▶ [Given instruction]:
Filter the records below for the word "sources". Copy each line that holds it.

▶ [Data listing]:

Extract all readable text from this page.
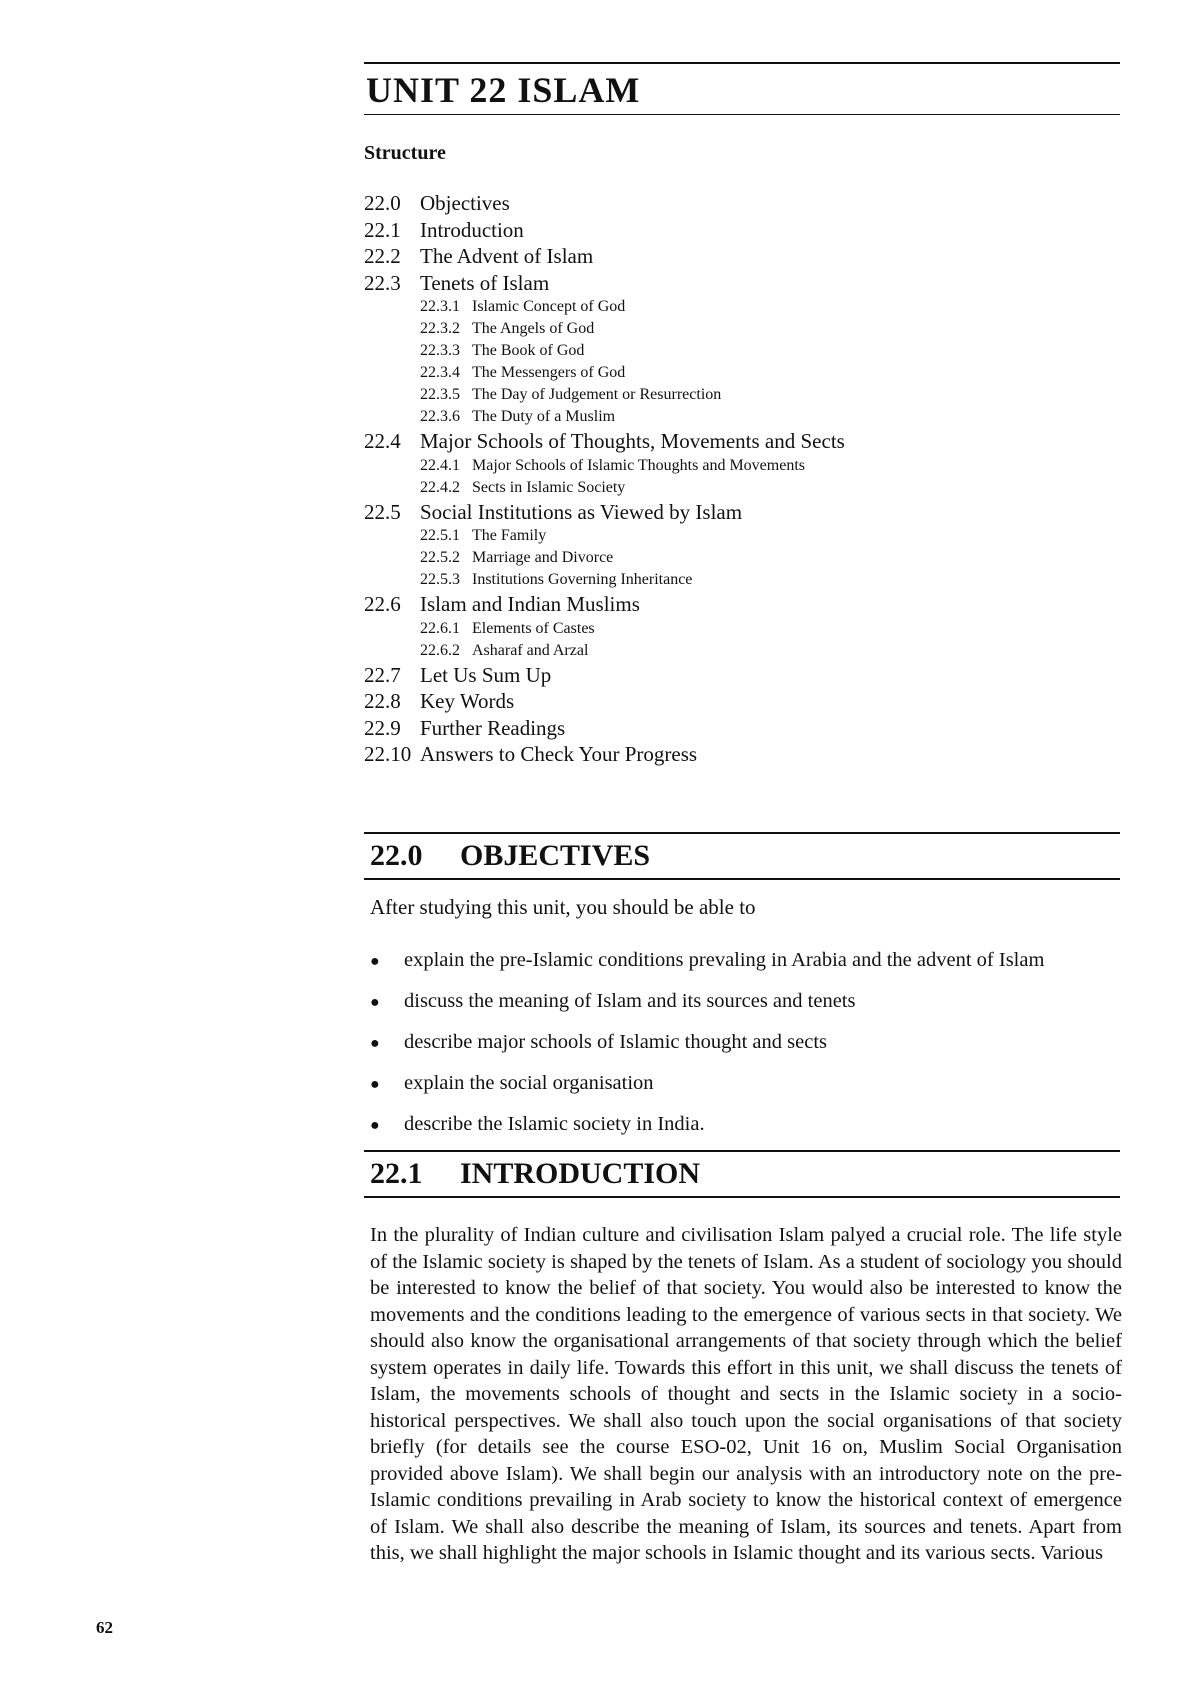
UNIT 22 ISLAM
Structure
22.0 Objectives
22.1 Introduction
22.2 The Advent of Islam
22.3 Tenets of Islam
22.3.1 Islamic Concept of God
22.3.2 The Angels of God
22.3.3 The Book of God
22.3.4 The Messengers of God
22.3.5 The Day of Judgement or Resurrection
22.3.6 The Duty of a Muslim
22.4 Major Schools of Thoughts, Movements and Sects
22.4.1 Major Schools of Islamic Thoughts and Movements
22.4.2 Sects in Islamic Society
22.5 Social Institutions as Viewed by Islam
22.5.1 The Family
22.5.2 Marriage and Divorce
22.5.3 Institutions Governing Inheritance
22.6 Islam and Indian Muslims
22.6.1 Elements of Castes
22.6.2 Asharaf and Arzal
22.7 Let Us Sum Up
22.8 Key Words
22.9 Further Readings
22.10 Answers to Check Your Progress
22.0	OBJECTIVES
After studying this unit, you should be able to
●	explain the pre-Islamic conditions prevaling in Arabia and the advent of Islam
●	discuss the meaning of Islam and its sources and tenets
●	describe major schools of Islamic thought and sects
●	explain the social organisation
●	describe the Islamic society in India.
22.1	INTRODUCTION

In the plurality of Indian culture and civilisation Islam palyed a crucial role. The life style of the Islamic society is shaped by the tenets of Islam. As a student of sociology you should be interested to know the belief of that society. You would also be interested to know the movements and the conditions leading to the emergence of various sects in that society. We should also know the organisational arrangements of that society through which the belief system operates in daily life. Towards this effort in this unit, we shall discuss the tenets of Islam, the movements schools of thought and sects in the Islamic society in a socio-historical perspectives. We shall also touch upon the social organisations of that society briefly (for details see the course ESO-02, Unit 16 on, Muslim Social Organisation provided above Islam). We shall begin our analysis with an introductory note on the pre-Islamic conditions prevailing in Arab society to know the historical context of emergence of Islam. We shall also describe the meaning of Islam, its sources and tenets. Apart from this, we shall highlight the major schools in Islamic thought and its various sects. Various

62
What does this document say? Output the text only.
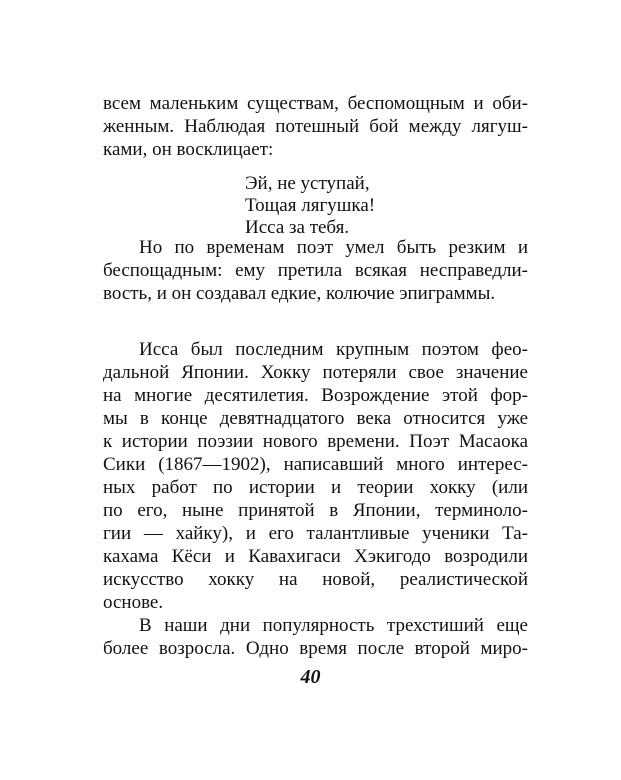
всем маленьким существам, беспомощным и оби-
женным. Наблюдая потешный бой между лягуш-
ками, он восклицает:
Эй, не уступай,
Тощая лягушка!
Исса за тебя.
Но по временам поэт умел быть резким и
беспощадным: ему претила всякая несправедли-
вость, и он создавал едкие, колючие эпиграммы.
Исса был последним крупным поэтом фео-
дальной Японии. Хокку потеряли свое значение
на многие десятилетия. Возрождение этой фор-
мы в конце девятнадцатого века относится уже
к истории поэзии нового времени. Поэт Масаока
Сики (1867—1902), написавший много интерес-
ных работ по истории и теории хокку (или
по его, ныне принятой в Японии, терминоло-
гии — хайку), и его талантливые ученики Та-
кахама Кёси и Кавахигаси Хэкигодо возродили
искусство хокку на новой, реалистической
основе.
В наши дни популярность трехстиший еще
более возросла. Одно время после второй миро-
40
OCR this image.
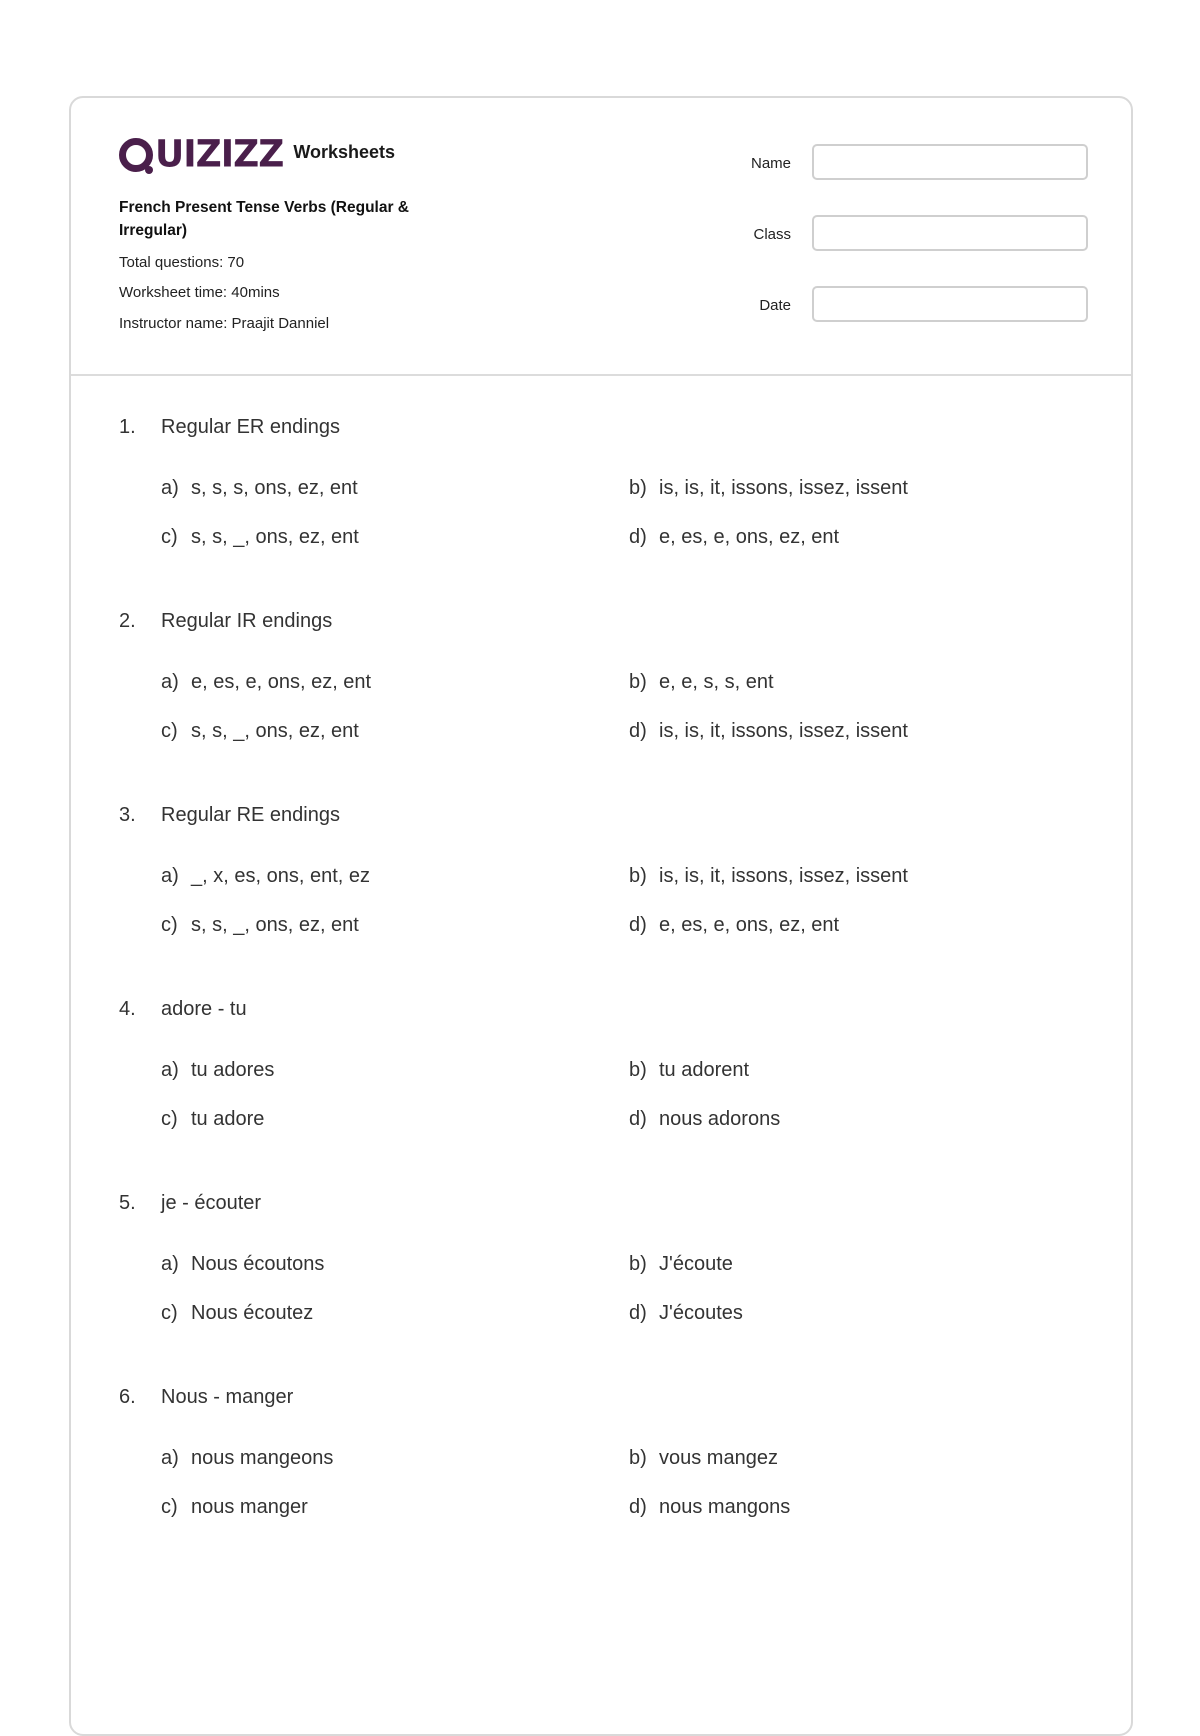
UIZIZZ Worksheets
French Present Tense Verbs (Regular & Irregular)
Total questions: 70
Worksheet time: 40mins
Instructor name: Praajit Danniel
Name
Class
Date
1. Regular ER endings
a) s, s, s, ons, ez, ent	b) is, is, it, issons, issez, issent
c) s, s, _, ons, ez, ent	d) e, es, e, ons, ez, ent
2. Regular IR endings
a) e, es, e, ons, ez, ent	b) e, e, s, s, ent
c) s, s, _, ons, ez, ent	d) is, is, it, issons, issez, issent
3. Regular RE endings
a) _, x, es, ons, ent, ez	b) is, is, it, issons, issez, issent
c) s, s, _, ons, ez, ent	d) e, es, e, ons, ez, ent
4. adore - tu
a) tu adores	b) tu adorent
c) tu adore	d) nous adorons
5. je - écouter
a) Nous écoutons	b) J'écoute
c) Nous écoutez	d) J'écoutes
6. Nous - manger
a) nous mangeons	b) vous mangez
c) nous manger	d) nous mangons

▶ [Exercise response]:
●	discuss the meaning of Islam and its sources and tenets
In the plurality of Indian culture and civilisation Islam palyed a crucial role. The life style of the Islamic society is shaped by the tenets of Islam. As a student of sociology you should be interested to know the belief of that society. You would also be interested to know the movements and the conditions leading to the emergence of various sects in that society. We should also know the organisational arrangements of that society through which the belief system operates in daily life. Towards this effort in this unit, we shall discuss the tenets of Islam, the movements schools of thought and sects in the Islamic society in a socio-historical perspectives. We shall also touch upon the social organisations of that society briefly (for details see the course ESO-02, Unit 16 on, Muslim Social Organisation provided above Islam). We shall begin our analysis with an introductory note on the pre-Islamic conditions prevailing in Arab society to know the historical context of emergence of Islam. We shall also describe the meaning of Islam, its sources and tenets. Apart from this, we shall highlight the major schools in Islamic thought and its various sects. Various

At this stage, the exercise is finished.